-- START --
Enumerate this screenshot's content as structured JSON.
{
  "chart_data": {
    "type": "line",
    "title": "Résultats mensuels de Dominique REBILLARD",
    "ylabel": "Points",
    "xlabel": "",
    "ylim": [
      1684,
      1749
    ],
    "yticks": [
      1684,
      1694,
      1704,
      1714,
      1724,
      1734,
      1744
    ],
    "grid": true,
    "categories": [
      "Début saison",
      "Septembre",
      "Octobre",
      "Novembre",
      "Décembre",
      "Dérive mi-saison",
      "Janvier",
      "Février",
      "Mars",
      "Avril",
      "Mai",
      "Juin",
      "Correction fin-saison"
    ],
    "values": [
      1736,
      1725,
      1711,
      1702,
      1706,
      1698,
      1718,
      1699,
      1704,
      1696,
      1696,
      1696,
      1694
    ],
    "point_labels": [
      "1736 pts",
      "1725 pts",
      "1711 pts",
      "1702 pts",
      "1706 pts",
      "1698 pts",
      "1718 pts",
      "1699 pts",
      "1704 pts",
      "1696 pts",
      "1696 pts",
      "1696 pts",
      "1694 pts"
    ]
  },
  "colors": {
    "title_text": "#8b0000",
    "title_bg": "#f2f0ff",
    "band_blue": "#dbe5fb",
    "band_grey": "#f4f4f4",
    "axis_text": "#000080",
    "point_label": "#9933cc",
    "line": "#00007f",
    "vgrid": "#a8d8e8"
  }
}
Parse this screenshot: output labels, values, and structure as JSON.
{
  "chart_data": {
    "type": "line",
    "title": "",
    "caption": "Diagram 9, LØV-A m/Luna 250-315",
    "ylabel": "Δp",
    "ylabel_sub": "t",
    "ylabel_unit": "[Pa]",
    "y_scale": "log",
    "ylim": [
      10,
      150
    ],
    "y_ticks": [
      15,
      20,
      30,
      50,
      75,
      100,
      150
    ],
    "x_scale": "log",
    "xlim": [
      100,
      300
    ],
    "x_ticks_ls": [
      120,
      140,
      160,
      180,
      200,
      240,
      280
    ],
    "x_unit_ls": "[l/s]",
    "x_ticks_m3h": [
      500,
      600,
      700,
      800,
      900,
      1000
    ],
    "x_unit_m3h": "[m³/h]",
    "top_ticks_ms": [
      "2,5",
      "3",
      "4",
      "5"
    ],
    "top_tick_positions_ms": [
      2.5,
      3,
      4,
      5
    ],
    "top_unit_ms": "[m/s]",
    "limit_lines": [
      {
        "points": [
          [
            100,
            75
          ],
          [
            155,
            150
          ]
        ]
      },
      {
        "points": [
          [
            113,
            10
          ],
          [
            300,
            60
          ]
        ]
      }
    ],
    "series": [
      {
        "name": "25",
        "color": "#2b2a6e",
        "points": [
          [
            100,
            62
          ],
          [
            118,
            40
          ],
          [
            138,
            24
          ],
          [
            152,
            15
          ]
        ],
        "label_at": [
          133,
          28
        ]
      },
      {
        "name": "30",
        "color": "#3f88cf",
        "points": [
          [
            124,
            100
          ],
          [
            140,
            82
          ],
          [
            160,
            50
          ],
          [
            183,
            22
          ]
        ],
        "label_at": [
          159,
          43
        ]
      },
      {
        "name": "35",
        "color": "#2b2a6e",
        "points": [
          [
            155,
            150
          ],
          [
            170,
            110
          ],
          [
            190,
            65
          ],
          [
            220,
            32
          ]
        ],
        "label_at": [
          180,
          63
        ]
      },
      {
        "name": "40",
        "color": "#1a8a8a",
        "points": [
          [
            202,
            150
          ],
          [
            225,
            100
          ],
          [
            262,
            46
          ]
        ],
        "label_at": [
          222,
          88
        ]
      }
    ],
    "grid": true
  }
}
-- END --
### Short exercise
Please restate the whole listing word for word.

### Result of the exercise
Enumerate this screenshot's content as structured JSON.
{
  "chart_data": {
    "type": "line",
    "title": "Résultats mensuels de Dominique REBILLARD",
    "ylabel": "Points",
    "xlabel": "",
    "ylim": [
      1684,
      1749
    ],
    "yticks": [
      1684,
      1694,
      1704,
      1714,
      1724,
      1734,
      1744
    ],
    "grid": true,
    "categories": [
      "Début saison",
      "Septembre",
      "Octobre",
      "Novembre",
      "Décembre",
      "Dérive mi-saison",
      "Janvier",
      "Février",
      "Mars",
      "Avril",
      "Mai",
      "Juin",
      "Correction fin-saison"
    ],
    "values": [
      1736,
      1725,
      1711,
      1702,
      1706,
      1698,
      1718,
      1699,
      1704,
      1696,
      1696,
      1696,
      1694
    ],
    "point_labels": [
      "1736 pts",
      "1725 pts",
      "1711 pts",
      "1702 pts",
      "1706 pts",
      "1698 pts",
      "1718 pts",
      "1699 pts",
      "1704 pts",
      "1696 pts",
      "1696 pts",
      "1696 pts",
      "1694 pts"
    ]
  },
  "colors": {
    "title_text": "#8b0000",
    "title_bg": "#f2f0ff",
    "band_blue": "#dbe5fb",
    "band_grey": "#f4f4f4",
    "axis_text": "#000080",
    "point_label": "#9933cc",
    "line": "#00007f",
    "vgrid": "#a8d8e8"
  }
}
Parse this screenshot: output labels, values, and structure as JSON.
{
  "chart_data": {
    "type": "line",
    "title": "",
    "caption": "Diagram 9, LØV-A m/Luna 250-315",
    "ylabel": "Δp",
    "ylabel_sub": "t",
    "ylabel_unit": "[Pa]",
    "y_scale": "log",
    "ylim": [
      10,
      150
    ],
    "y_ticks": [
      15,
      20,
      30,
      50,
      75,
      100,
      150
    ],
    "x_scale": "log",
    "xlim": [
      100,
      300
    ],
    "x_ticks_ls": [
      120,
      140,
      160,
      180,
      200,
      240,
      280
    ],
    "x_unit_ls": "[l/s]",
    "x_ticks_m3h": [
      500,
      600,
      700,
      800,
      900,
      1000
    ],
    "x_unit_m3h": "[m³/h]",
    "top_ticks_ms": [
      "2,5",
      "3",
      "4",
      "5"
    ],
    "top_tick_positions_ms": [
      2.5,
      3,
      4,
      5
    ],
    "top_unit_ms": "[m/s]",
    "limit_lines": [
      {
        "points": [
          [
            100,
            75
          ],
          [
            155,
            150
          ]
        ]
      },
      {
        "points": [
          [
            113,
            10
          ],
          [
            300,
            60
          ]
        ]
      }
    ],
    "series": [
      {
        "name": "25",
        "color": "#2b2a6e",
        "points": [
          [
            100,
            62
          ],
          [
            118,
            40
          ],
          [
            138,
            24
          ],
          [
            152,
            15
          ]
        ],
        "label_at": [
          133,
          28
        ]
      },
      {
        "name": "30",
        "color": "#3f88cf",
        "points": [
          [
            124,
            100
          ],
          [
            140,
            82
          ],
          [
            160,
            50
          ],
          [
            183,
            22
          ]
        ],
        "label_at": [
          159,
          43
        ]
      },
      {
        "name": "35",
        "color": "#2b2a6e",
        "points": [
          [
            155,
            150
          ],
          [
            170,
            110
          ],
          [
            190,
            65
          ],
          [
            220,
            32
          ]
        ],
        "label_at": [
          180,
          63
        ]
      },
      {
        "name": "40",
        "color": "#1a8a8a",
        "points": [
          [
            202,
            150
          ],
          [
            225,
            100
          ],
          [
            262,
            46
          ]
        ],
        "label_at": [
          222,
          88
        ]
      }
    ],
    "grid": true
  }
}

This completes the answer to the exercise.